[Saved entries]
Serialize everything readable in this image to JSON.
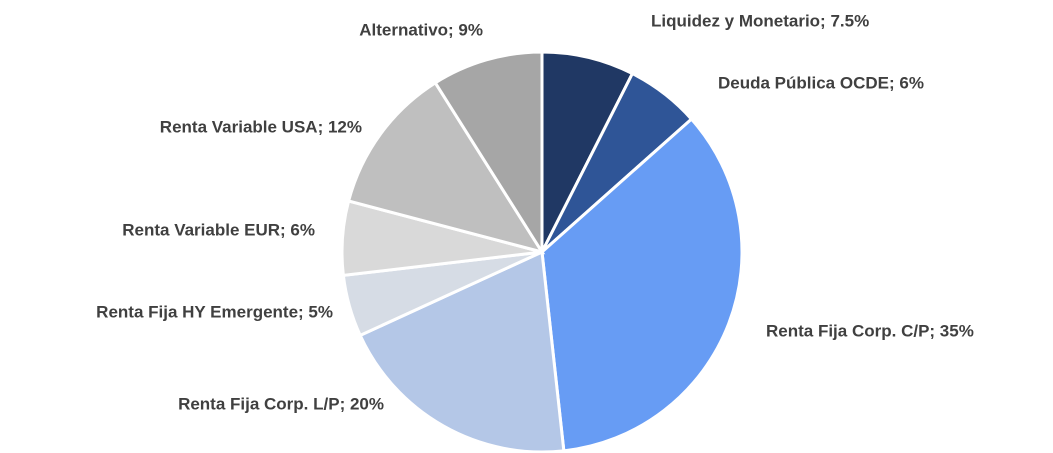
{
  "chart_data": {
    "type": "pie",
    "categories": [
      "Liquidez y Monetario; 7.5%",
      "Deuda Pública OCDE; 6%",
      "Renta Fija Corp. C/P; 35%",
      "Renta Fija Corp. L/P; 20%",
      "Renta Fija HY Emergente; 5%",
      "Renta Variable EUR; 6%",
      "Renta Variable USA; 12%",
      "Alternativo; 9%"
    ],
    "values": [
      7.5,
      6,
      35,
      20,
      5,
      6,
      12,
      9
    ],
    "colors": [
      "#203864",
      "#2f5597",
      "#679cf4",
      "#b4c7e7",
      "#d6dce5",
      "#d9d9d9",
      "#bfbfbf",
      "#a6a6a6"
    ]
  }
}
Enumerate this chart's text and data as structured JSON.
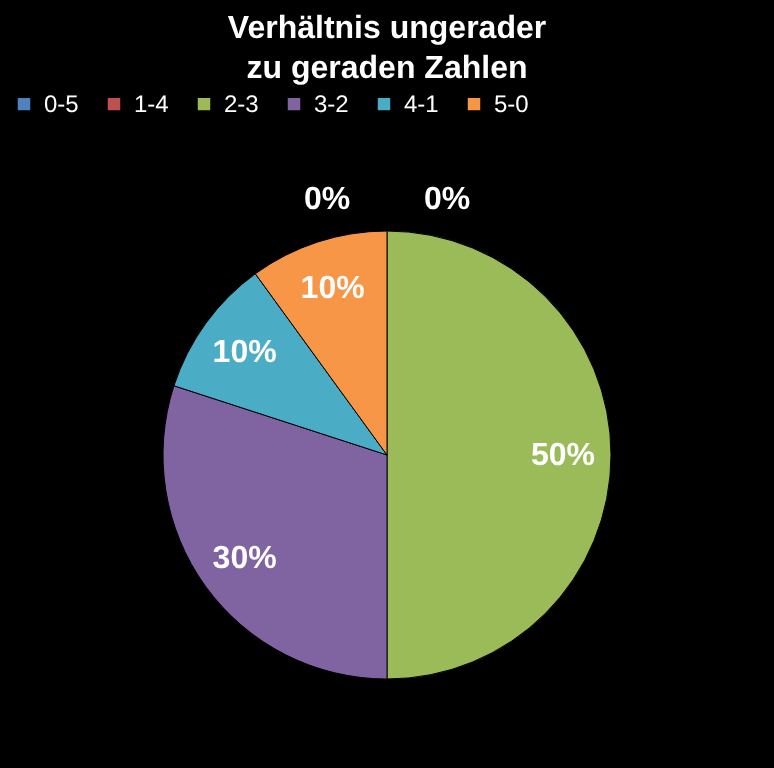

### Exercise description
Retype the entries word for word. Omit any images.

### Response
Serialize everything readable in this image to JSON.
{
  "chart_data": {
    "type": "pie",
    "categories": [
      "Liquidez y Monetario; 7.5%",
      "Deuda Pública OCDE; 6%",
      "Renta Fija Corp. C/P; 35%",
      "Renta Fija Corp. L/P; 20%",
      "Renta Fija HY Emergente; 5%",
      "Renta Variable EUR; 6%",
      "Renta Variable USA; 12%",
      "Alternativo; 9%"
    ],
    "values": [
      7.5,
      6,
      35,
      20,
      5,
      6,
      12,
      9
    ],
    "colors": [
      "#203864",
      "#2f5597",
      "#679cf4",
      "#b4c7e7",
      "#d6dce5",
      "#d9d9d9",
      "#bfbfbf",
      "#a6a6a6"
    ]
  }
}
Enumerate this chart's text and data as structured JSON.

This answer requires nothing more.